- [ФРАГМЕНТ ТЕКСТА]:
— Что можете сказать о нем?
— Что сказать? — не понял я.
— Ну, то само, порядочный он мужик? Элементарно?
— Порядочный. По крайней мере, я его знаю только таким.
— Счастливо! — повторил Федор Александрович и, резко повернувшись, захромал по лестнице наверх.
3
Когда я пишу эти строки, ни Федора Абрамова, ни Антонина Чистякова, увы, уже нет в живых. И если трагическую гибель Антонина Чистякова перенес я как личную утрату близкого человека, то смерть Федора Александровича Абрамова ударила в сердце опустошающе, как невозвратимая утрата для всей русской писательской культуры. Такую боль я испытывал только после смерти Николая Рубцова, Василия Шукшина, Владимира Высоцкого.
В отличие от прозаика Федора Абрамова, имя ленинградского поэта Антонина Чистякова не пользовалось столь широкой известностью. Многие читатели впервые познакомились с Чистяковым, прочитав остропублицистические очерки «Пашня живая и мертвая», «От этих весей Русь пошла…» — все, что успели Федор Абрамов и Антонин Чистяков сделать совместно в публицистике. Вот почему, прежде чем продолжить рассказ о встрече с писателями на лужской земле, хочу я коротко познакомить читателей с Антонином Чистяковым.

- [ДАННЫЕ]:
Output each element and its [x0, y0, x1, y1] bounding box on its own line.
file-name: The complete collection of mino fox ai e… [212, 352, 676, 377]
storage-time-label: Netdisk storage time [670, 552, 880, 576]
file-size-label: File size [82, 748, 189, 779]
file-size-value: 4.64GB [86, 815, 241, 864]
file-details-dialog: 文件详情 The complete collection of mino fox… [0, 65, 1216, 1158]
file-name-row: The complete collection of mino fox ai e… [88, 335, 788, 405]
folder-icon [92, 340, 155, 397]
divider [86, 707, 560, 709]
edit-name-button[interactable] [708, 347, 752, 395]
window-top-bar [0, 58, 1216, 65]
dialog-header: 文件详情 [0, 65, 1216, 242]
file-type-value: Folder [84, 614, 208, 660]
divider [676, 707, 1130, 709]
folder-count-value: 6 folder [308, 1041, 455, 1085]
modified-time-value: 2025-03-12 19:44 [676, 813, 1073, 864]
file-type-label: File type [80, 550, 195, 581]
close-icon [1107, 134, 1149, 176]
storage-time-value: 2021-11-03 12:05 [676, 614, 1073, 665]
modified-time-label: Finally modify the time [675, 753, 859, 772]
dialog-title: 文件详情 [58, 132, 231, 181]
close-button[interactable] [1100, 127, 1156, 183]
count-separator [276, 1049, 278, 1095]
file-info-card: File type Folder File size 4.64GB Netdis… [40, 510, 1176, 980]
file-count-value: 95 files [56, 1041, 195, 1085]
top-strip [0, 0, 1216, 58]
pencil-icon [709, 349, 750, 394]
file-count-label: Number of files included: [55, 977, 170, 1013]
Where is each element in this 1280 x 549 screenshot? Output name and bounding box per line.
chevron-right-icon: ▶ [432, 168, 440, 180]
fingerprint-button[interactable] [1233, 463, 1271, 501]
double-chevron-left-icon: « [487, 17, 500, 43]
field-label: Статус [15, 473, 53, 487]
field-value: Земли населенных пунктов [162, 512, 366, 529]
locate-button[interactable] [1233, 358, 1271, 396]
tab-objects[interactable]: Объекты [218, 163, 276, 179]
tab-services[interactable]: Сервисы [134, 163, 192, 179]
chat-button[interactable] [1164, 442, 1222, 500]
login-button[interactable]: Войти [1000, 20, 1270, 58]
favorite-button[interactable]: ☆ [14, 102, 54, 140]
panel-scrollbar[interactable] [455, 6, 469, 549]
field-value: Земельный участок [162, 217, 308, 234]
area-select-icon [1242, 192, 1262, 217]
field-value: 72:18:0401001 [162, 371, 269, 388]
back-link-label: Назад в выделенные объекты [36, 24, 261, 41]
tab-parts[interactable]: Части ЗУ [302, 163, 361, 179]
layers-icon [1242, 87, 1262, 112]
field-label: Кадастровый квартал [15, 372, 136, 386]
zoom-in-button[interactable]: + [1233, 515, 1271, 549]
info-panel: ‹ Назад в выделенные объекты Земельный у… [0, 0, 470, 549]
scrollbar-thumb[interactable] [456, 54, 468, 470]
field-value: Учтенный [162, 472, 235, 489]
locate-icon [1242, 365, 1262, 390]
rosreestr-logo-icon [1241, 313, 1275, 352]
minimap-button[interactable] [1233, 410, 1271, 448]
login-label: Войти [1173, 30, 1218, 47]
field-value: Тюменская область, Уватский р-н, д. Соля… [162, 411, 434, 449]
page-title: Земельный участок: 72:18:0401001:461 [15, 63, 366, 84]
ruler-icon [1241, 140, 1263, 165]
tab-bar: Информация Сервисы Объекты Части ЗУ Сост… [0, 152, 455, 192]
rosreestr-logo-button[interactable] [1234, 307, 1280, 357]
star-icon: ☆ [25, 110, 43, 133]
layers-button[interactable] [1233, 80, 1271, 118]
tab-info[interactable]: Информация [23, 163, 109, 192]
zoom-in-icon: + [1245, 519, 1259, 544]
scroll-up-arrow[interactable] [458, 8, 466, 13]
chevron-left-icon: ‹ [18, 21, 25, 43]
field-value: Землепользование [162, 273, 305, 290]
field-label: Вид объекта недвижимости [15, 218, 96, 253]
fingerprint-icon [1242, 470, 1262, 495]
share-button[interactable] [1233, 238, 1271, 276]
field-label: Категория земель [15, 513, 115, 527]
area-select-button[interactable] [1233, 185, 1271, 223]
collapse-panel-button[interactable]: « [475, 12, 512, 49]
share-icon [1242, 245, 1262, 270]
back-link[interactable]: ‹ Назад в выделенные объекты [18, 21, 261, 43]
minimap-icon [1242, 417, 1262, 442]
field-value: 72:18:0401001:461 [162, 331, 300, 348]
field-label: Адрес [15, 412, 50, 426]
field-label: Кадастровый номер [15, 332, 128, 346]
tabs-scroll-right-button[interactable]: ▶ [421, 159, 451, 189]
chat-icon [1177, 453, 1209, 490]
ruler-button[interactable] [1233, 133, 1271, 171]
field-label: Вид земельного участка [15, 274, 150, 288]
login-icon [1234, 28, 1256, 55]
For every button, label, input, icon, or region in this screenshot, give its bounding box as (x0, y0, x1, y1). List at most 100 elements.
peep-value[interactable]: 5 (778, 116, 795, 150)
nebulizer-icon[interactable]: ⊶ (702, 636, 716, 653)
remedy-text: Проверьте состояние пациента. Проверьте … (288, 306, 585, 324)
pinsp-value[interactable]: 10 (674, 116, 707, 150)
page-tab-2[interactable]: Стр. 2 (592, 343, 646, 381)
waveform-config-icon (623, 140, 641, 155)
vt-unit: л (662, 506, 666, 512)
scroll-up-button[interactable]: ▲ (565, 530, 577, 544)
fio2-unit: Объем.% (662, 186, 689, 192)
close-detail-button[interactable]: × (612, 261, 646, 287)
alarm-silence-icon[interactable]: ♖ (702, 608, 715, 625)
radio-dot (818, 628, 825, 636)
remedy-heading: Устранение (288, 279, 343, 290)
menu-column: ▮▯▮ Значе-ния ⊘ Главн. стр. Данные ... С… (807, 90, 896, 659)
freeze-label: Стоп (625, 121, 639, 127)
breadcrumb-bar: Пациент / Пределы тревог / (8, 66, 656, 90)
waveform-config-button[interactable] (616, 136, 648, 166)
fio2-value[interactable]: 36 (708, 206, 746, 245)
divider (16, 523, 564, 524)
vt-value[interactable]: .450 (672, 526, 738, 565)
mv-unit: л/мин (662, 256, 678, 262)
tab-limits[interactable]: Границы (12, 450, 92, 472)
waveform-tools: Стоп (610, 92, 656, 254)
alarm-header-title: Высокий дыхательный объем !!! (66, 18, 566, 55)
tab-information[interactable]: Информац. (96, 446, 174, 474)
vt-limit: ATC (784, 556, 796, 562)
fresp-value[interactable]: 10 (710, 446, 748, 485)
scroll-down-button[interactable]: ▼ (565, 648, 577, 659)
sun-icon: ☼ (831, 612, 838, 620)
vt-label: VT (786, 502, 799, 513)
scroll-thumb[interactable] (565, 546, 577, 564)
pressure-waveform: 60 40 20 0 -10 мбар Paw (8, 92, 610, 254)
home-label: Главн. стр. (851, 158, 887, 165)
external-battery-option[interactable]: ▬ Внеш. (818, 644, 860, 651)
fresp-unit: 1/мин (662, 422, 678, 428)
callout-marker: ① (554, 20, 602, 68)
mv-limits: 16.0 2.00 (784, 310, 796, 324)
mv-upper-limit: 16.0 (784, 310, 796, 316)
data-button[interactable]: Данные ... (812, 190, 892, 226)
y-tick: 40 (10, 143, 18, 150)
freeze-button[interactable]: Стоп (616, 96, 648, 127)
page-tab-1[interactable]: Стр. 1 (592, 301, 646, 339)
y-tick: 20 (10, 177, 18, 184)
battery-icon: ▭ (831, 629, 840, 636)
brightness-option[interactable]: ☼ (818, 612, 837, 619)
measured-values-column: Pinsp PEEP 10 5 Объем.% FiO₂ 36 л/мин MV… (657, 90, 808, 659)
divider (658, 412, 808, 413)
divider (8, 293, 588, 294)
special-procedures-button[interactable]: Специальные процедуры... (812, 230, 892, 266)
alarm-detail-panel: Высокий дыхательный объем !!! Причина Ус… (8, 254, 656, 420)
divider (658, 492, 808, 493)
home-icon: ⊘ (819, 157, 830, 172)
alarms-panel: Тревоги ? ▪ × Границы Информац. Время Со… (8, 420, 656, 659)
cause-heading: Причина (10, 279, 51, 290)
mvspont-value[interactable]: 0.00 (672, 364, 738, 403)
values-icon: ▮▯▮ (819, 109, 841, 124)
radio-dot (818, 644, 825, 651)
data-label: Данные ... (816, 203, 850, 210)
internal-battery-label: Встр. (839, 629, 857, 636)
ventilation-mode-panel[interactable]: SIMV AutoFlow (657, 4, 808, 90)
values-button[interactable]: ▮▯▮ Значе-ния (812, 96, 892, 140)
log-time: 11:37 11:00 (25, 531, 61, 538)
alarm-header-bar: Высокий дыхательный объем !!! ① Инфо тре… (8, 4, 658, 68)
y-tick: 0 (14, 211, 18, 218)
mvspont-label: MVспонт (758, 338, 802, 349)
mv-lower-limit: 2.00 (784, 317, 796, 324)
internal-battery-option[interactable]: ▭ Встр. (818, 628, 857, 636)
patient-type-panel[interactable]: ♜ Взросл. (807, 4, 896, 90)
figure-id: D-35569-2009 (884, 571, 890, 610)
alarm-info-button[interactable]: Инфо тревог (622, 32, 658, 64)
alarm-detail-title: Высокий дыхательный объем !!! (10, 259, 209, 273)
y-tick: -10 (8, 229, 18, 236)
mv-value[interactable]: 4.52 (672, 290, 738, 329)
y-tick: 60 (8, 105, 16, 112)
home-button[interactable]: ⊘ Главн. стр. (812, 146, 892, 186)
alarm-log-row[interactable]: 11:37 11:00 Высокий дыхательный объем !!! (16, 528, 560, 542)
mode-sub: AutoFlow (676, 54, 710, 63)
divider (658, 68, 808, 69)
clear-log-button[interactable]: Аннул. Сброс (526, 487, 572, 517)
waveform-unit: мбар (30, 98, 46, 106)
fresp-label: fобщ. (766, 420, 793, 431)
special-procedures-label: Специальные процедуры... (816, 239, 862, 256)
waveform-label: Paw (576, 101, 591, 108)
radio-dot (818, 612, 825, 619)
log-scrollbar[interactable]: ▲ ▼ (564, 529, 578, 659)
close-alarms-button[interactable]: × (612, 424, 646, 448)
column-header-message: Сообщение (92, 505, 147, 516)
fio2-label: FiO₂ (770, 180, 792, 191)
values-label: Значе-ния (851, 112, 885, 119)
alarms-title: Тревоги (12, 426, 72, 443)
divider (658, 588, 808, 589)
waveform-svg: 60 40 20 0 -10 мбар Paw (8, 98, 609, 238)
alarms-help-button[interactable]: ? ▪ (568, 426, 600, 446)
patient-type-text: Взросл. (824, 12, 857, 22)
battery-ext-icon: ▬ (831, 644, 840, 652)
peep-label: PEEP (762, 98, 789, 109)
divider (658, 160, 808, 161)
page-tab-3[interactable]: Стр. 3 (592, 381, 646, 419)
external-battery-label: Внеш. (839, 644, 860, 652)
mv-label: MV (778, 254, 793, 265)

- [ЗАДАЧА]: Перепишите часть текста о Федоре Абрамове и Антонине Чистякове, начиная со слов «В отличие от» и заканчивая словами «с Антонином Чистяковым.» включительно. При этом замените «публицистике» на «журналистике».

- [ПОЛНЫЙ ОТВЕТ]:
В отличие от прозаика Федора Абрамова, имя ленинградского поэта Антонина Чистякова не пользовалось столь широкой известностью. Многие читатели впервые познакомились с Чистяковым, прочитав остропублицистические очерки «Пашня живая и мертвая», «От этих весей Русь пошла…» — все, что успели Федор Абрамов и Антонин Чистяков сделать совместно в журналистике. Вот почему, прежде чем продолжить рассказ о встрече с писателями на лужской земле, хочу я коротко познакомить читателей с Антонином Чистяковым.